-------- SOURCE MATERIAL --------
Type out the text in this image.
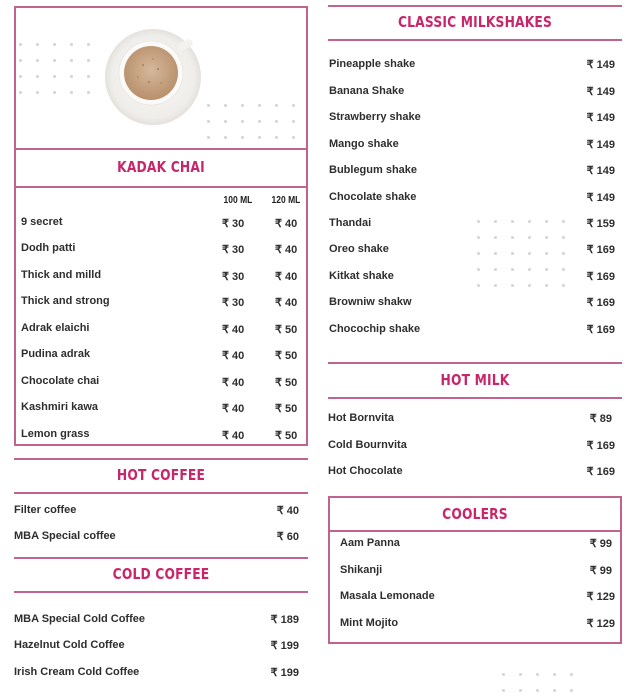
KADAK CHAI
100 ML 120 ML
9 secret	₹ 30	₹ 40
Dodh patti	₹ 30	₹ 40
Thick and milld	₹ 30	₹ 40
Thick and strong	₹ 30	₹ 40
Adrak elaichi	₹ 40	₹ 50
Pudina adrak	₹ 40	₹ 50
Chocolate chai	₹ 40	₹ 50
Kashmiri kawa	₹ 40	₹ 50
Lemon grass	₹ 40	₹ 50
HOT COFFEE
Filter coffee	₹ 40
MBA Special coffee	₹ 60
COLD COFFEE
MBA Special Cold Coffee	₹ 189
Hazelnut Cold Coffee	₹ 199
Irish Cream Cold Coffee	₹ 199
CLASSIC MILKSHAKES
Pineapple shake	₹ 149
Banana Shake	₹ 149
Strawberry shake	₹ 149
Mango shake	₹ 149
Bublegum shake	₹ 149
Chocolate shake	₹ 149
Thandai	₹ 159
Oreo shake	₹ 169
Kitkat shake	₹ 169
Browniw shakw	₹ 169
Chocochip shake	₹ 169
HOT MILK
Hot Bornvita	₹ 89
Cold Bournvita	₹ 169
Hot Chocolate	₹ 169
COOLERS
Aam Panna	₹ 99
Shikanji	₹ 99
Masala Lemonade	₹ 129
Mint Mojito	₹ 129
--------
» PROBLEM DETAILS:
Images do not belong in the copy; reproduce all other parts of the records above verbatim.

» TASK RESPONSE:
Type out the text in this image.
KADAK CHAI
100 ML 120 ML
9 secret	₹ 30	₹ 40
Dodh patti	₹ 30	₹ 40
Thick and milld	₹ 30	₹ 40
Thick and strong	₹ 30	₹ 40
Adrak elaichi	₹ 40	₹ 50
Pudina adrak	₹ 40	₹ 50
Chocolate chai	₹ 40	₹ 50
Kashmiri kawa	₹ 40	₹ 50
Lemon grass	₹ 40	₹ 50
HOT COFFEE
Filter coffee	₹ 40
MBA Special coffee	₹ 60
COLD COFFEE
MBA Special Cold Coffee	₹ 189
Hazelnut Cold Coffee	₹ 199
Irish Cream Cold Coffee	₹ 199
CLASSIC MILKSHAKES
Pineapple shake	₹ 149
Banana Shake	₹ 149
Strawberry shake	₹ 149
Mango shake	₹ 149
Bublegum shake	₹ 149
Chocolate shake	₹ 149
Thandai	₹ 159
Oreo shake	₹ 169
Kitkat shake	₹ 169
Browniw shakw	₹ 169
Chocochip shake	₹ 169
HOT MILK
Hot Bornvita	₹ 89
Cold Bournvita	₹ 169
Hot Chocolate	₹ 169
COOLERS
Aam Panna	₹ 99
Shikanji	₹ 99
Masala Lemonade	₹ 129
Mint Mojito	₹ 129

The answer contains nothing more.